- _Extract_
# # #
# Forza Horizon 3



## Farquhar (May 15, 2007)

Anyone else played the free demo - thoughts?


----------



## dholdi (Oct 1, 2008)

No, don't want to spoil one of my Xmas pressie's


----------



## Farquhar (May 15, 2007)

dholdi said:


> No, don't want to spoil one of my Xmas pressie's


Fair enough!


----------



## insanejim69 (Nov 13, 2011)

Not yet, but will give it a try in the morning when I get in from work. 

James


----------



## LeadFarmer (Feb 23, 2011)

Cant find it on the Xbox store. Maybe because we are still using the 14 day free trial?


----------



## tightlines (Jul 16, 2011)

too many cut scenes for me,i just want to race,maybe i didn't give it longer enough but not a fan


----------



## dholdi (Oct 1, 2008)

tightlines said:


> too many cut scenes for me,i just want to race,maybe i didn't give it longer enough but not a fan


I spoilt my xmas pressie and had a look and this was my exact thought.
I really hope the game isn't like this as if so I will be removing it from my list.


----------



## Farquhar (May 15, 2007)

tightlines said:


> too many cut scenes for me,i just want to race,maybe i didn't give it longer enough but not a fan


I'm hoping that these are mainly for the purpose of the demo - previous titles have not been too bad to be honest.


----------



## SteveEdwards (Nov 1, 2015)

It's edited to give you a taster of the overall game with the different landscapes, vehicles and game play, the full game will be open for you to play as you wish.


----------



## DrEskimo (Jan 7, 2016)

Didn't realise they were releasing this for the PC. Loved Forza 3. Bought Project Cars on the PC but doesn't seem to be as extensive as FORZA? Haven't had much chance to try it out mind....

Why more Xbox games aren't on the PC is kinda beyond me to be honest!!


----------



## chrissymk3 (Jul 6, 2015)

Been playing this game over the weekend and it's probably the best one I've played! 

Thought about buying a steering wheel and chair but I think i'll wait for the next Forza Motorsport for that.


----------



## danwel (Feb 18, 2007)

Got this as part of the Xbox bundle i bought for my son for crimbo although i am pretty sure i will be the one who plays this the most


----------



## chrissymk3 (Jul 6, 2015)

danwel said:


> Got this as part of the Xbox bundle i bought for my son for crimbo although i am pretty sure i will be the one who plays this the most


Bought "for your son" is that how you're getting away buying it haha


----------



## danwel (Feb 18, 2007)
# # #
In the Forza Horizon 3 thread, how did danwel say he got the game?

- _Extracted information_
# # #
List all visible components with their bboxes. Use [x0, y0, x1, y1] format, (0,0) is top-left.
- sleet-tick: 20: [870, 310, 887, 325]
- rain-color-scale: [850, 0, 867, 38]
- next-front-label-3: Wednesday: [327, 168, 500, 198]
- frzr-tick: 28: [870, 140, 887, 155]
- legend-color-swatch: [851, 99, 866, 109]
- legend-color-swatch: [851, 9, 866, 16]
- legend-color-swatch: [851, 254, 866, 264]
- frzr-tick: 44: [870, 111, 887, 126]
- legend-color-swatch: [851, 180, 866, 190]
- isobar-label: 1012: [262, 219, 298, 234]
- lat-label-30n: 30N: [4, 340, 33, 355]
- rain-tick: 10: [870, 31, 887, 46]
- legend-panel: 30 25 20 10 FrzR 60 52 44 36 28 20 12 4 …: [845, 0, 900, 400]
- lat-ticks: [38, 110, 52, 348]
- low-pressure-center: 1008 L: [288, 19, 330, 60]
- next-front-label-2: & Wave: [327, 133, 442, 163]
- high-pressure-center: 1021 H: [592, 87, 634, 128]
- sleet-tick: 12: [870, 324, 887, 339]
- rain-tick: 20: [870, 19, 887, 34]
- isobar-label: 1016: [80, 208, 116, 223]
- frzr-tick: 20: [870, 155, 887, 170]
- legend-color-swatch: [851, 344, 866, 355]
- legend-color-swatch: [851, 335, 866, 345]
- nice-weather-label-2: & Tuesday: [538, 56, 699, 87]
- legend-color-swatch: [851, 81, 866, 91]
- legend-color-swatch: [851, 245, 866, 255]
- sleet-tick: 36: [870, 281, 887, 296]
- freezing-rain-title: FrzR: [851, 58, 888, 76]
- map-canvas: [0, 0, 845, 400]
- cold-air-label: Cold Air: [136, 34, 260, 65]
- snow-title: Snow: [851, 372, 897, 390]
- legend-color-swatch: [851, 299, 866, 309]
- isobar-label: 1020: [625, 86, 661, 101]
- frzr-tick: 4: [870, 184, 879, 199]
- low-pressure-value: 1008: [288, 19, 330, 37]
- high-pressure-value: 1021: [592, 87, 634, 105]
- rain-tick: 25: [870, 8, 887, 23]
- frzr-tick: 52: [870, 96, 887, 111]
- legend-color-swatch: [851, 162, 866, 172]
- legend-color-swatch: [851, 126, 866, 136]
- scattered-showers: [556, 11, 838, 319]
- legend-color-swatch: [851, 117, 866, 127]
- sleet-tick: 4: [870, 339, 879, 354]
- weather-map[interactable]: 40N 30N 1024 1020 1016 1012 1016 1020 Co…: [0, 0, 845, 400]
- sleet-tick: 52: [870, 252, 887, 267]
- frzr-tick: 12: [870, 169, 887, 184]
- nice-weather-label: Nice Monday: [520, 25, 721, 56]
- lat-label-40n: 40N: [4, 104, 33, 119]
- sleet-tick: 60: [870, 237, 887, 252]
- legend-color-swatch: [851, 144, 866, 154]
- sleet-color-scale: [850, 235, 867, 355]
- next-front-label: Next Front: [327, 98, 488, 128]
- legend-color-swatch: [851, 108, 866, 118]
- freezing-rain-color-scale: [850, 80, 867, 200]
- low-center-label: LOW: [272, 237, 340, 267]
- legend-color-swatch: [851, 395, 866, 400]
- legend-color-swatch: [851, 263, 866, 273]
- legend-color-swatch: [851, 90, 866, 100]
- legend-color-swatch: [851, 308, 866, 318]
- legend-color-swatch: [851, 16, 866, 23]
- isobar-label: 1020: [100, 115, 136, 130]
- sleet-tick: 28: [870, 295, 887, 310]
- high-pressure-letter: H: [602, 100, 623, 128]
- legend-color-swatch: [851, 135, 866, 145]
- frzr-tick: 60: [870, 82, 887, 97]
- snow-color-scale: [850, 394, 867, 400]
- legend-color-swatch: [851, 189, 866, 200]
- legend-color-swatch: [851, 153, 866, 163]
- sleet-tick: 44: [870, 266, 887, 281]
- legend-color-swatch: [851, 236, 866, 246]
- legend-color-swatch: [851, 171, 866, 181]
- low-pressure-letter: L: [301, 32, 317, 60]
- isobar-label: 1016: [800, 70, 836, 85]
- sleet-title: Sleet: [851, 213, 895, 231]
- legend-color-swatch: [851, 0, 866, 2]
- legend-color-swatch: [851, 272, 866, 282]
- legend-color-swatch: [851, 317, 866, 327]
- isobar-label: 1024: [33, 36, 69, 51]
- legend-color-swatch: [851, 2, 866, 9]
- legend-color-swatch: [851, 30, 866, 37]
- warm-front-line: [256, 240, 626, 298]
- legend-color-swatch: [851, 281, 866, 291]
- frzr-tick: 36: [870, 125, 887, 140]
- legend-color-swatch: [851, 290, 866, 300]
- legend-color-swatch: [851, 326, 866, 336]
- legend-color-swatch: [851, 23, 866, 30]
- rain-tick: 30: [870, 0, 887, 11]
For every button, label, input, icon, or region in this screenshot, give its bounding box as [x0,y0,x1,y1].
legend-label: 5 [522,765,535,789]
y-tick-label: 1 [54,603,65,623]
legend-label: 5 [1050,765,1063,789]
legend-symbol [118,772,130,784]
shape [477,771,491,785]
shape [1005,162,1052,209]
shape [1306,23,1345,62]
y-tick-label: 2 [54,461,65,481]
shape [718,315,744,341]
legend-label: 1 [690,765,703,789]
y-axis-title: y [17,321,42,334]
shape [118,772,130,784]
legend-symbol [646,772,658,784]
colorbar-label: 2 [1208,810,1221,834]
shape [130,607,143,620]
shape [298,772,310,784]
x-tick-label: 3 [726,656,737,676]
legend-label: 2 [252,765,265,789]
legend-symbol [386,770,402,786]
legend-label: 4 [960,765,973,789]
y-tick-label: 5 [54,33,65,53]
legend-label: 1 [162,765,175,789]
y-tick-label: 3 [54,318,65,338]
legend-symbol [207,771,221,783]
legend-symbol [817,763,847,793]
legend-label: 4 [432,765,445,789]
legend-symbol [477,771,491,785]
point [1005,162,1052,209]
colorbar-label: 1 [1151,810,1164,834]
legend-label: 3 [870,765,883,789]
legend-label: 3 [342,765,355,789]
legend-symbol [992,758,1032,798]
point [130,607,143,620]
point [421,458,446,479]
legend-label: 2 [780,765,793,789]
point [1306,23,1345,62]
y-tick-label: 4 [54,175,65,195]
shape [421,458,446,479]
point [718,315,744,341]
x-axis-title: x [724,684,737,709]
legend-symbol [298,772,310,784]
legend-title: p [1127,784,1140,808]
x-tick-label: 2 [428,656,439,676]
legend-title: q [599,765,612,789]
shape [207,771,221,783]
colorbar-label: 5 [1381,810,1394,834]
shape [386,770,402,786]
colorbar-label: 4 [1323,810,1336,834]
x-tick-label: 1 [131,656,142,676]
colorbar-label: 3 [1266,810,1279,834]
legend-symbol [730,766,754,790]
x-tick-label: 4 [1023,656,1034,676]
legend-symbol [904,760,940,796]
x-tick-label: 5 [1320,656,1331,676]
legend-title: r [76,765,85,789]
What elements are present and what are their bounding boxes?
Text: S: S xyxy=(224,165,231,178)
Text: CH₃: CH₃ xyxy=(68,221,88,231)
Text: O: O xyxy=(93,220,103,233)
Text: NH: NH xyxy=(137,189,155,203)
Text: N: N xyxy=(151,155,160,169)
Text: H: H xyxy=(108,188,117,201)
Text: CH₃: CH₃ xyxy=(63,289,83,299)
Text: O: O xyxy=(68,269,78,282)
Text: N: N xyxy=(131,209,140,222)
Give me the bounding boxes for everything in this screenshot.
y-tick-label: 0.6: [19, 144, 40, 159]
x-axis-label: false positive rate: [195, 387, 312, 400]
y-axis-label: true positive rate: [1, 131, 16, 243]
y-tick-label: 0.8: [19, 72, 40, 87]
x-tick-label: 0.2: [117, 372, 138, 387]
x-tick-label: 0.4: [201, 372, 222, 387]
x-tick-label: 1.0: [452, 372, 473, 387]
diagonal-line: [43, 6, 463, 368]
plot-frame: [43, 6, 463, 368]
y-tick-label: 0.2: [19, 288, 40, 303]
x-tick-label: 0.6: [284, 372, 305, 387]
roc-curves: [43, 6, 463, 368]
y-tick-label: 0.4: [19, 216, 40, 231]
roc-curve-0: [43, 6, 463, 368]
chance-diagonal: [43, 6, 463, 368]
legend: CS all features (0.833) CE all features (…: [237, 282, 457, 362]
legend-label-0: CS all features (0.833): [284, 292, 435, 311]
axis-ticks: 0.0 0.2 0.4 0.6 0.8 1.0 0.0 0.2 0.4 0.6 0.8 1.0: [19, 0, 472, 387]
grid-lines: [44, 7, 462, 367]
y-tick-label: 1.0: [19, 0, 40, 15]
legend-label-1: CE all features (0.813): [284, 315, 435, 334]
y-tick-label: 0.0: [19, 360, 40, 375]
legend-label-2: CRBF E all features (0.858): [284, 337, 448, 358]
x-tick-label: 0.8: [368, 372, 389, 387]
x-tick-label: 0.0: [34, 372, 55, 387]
# # #
- _Answer to the problem_
He got it as part of the Xbox bundle he bought for his son for crimbo.